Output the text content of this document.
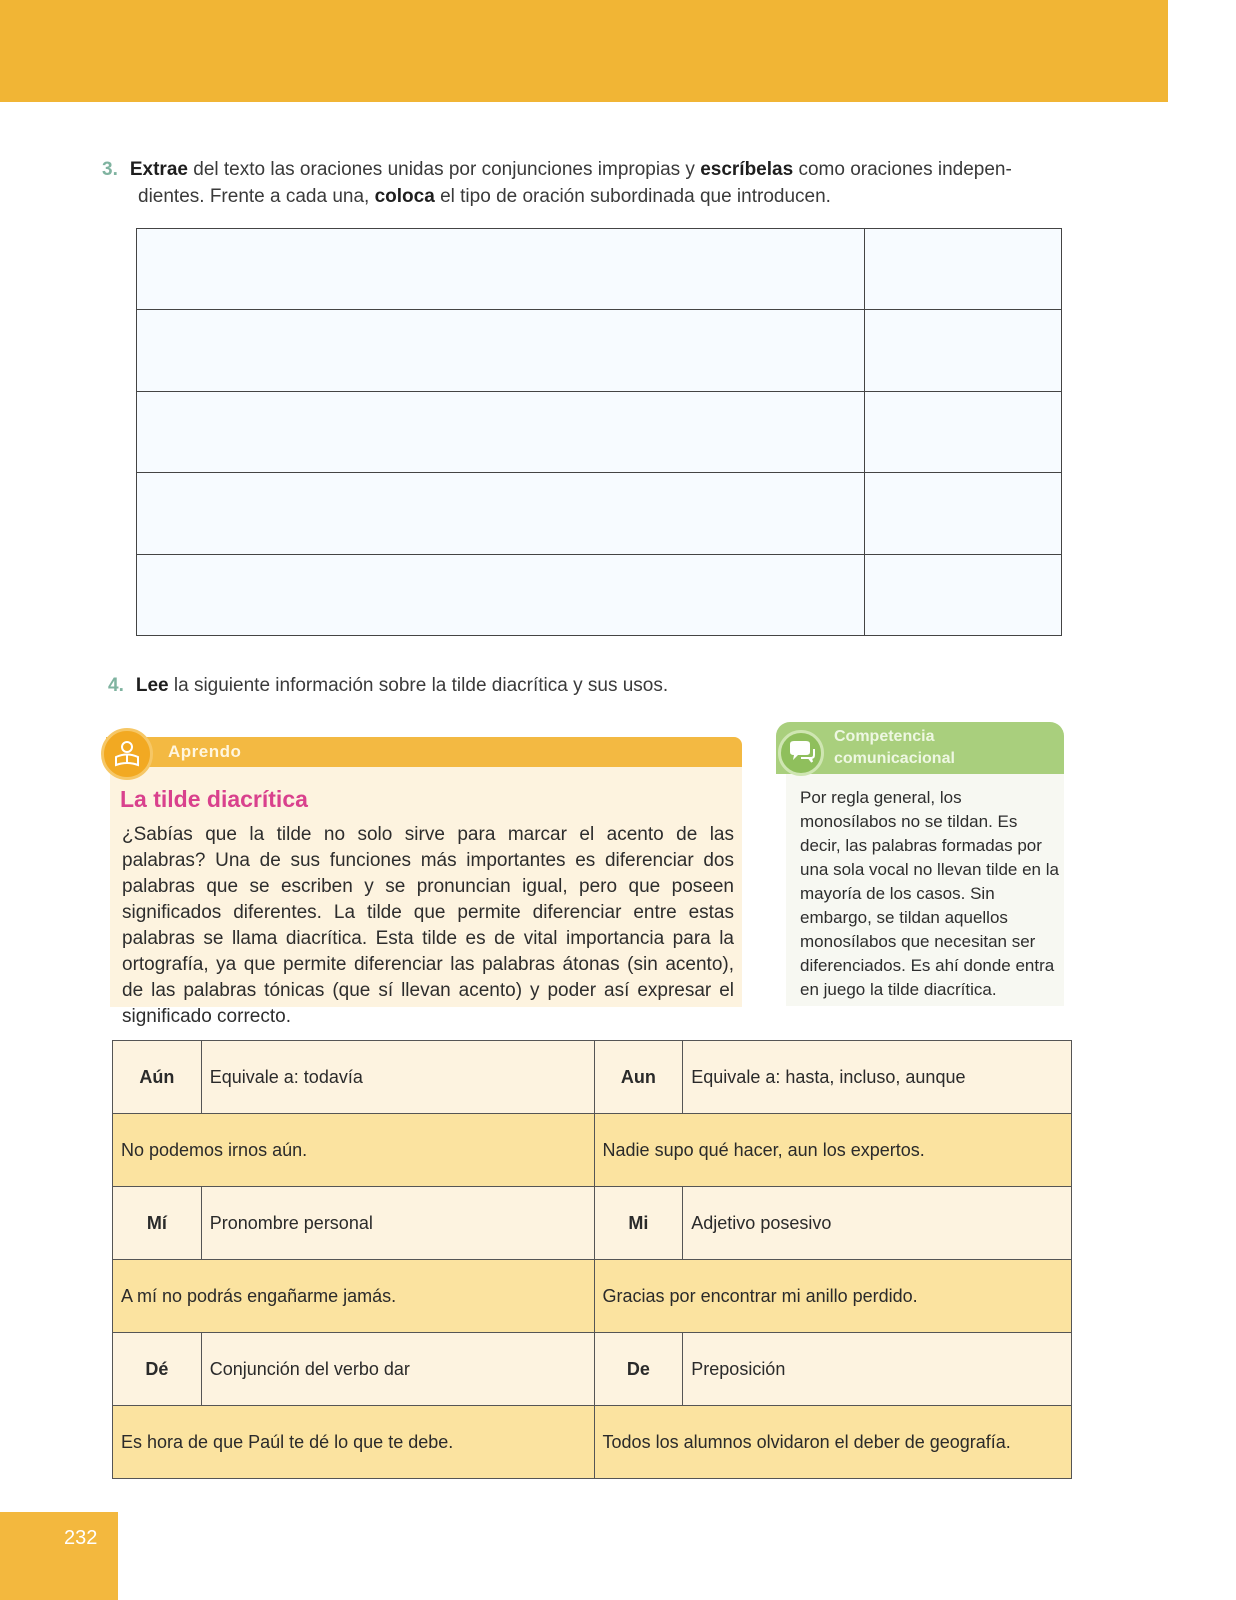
3. Extrae del texto las oraciones unidas por conjunciones impropias y escríbelas como oraciones indepen-
dientes. Frente a cada una, coloca el tipo de oración subordinada que introducen.

4. Lee la siguiente información sobre la tilde diacrítica y sus usos.
Aprendo
La tilde diacrítica
¿Sabías que la tilde no solo sirve para marcar el acento de las palabras? Una de sus funciones más importantes es diferenciar dos palabras que se escriben y se pronuncian igual, pero que poseen significados diferentes. La tilde que permite diferenciar entre estas palabras se llama diacrítica. Esta tilde es de vital importancia para la ortografía, ya que permite diferenciar las palabras átonas (sin acento), de las palabras tónicas (que sí llevan acento) y poder así expresar el significado correcto.
Competencia
comunicacional
Por regla general, los monosílabos no se tildan. Es decir, las palabras formadas por una sola vocal no llevan tilde en la mayoría de los casos. Sin embargo, se tildan aquellos monosílabos que necesitan ser diferenciados. Es ahí donde entra en juego la tilde diacrítica.
Aún	Equivale a: todavía	Aun	Equivale a: hasta, incluso, aunque
No podemos irnos aún.		Nadie supo qué hacer, aun los expertos.	
Mí	Pronombre personal	Mi	Adjetivo posesivo
A mí no podrás engañarme jamás.		Gracias por encontrar mi anillo perdido.	
Dé	Conjunción del verbo dar	De	Preposición
Es hora de que Paúl te dé lo que te debe.		Todos los alumnos olvidaron el deber de geografía.	
232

------------

**TO DO:** Copy each line of the listing that contains the string "llevan".

**WRITTEN REPLY:**
¿Sabías que la tilde no solo sirve para marcar el acento de las palabras? Una de sus funciones más importantes es diferenciar dos palabras que se escriben y se pronuncian igual, pero que poseen significados diferentes. La tilde que permite diferenciar entre estas palabras se llama diacrítica. Esta tilde es de vital importancia para la ortografía, ya que permite diferenciar las palabras átonas (sin acento), de las palabras tónicas (que sí llevan acento) y poder así expresar el significado correcto.
Por regla general, los monosílabos no se tildan. Es decir, las palabras formadas por una sola vocal no llevan tilde en la mayoría de los casos. Sin embargo, se tildan aquellos monosílabos que necesitan ser diferenciados. Es ahí donde entra en juego la tilde diacrítica.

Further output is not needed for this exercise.